Copy every record below exactly.

**Provided data**
━━━

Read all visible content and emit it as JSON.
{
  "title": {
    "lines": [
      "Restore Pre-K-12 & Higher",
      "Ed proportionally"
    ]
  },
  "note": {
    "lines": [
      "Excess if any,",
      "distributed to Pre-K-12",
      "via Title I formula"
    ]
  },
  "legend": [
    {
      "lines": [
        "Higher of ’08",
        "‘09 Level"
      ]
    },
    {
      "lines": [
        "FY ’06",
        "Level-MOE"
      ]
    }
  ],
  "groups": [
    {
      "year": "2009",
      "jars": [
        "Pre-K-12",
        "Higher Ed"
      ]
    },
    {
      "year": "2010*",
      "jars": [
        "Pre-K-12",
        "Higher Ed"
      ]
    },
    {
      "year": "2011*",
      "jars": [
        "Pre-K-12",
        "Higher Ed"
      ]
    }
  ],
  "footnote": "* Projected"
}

━━━

**Answer to the problem**
Read all visible content and emit it as JSON.
{
  "title": {
    "lines": [
      "Restore Pre-K-12 & Higher",
      "Ed proportionally"
    ]
  },
  "note": {
    "lines": [
      "Excess if any,",
      "distributed to Pre-K-12",
      "via Title I formula"
    ]
  },
  "legend": [
    {
      "lines": [
        "Higher of ’08",
        "‘09 Level"
      ]
    },
    {
      "lines": [
        "FY ’06",
        "Level-MOE"
      ]
    }
  ],
  "groups": [
    {
      "year": "2009",
      "jars": [
        "Pre-K-12",
        "Higher Ed"
      ]
    },
    {
      "year": "2010*",
      "jars": [
        "Pre-K-12",
        "Higher Ed"
      ]
    },
    {
      "year": "2011*",
      "jars": [
        "Pre-K-12",
        "Higher Ed"
      ]
    }
  ],
  "footnote": "* Projected"
}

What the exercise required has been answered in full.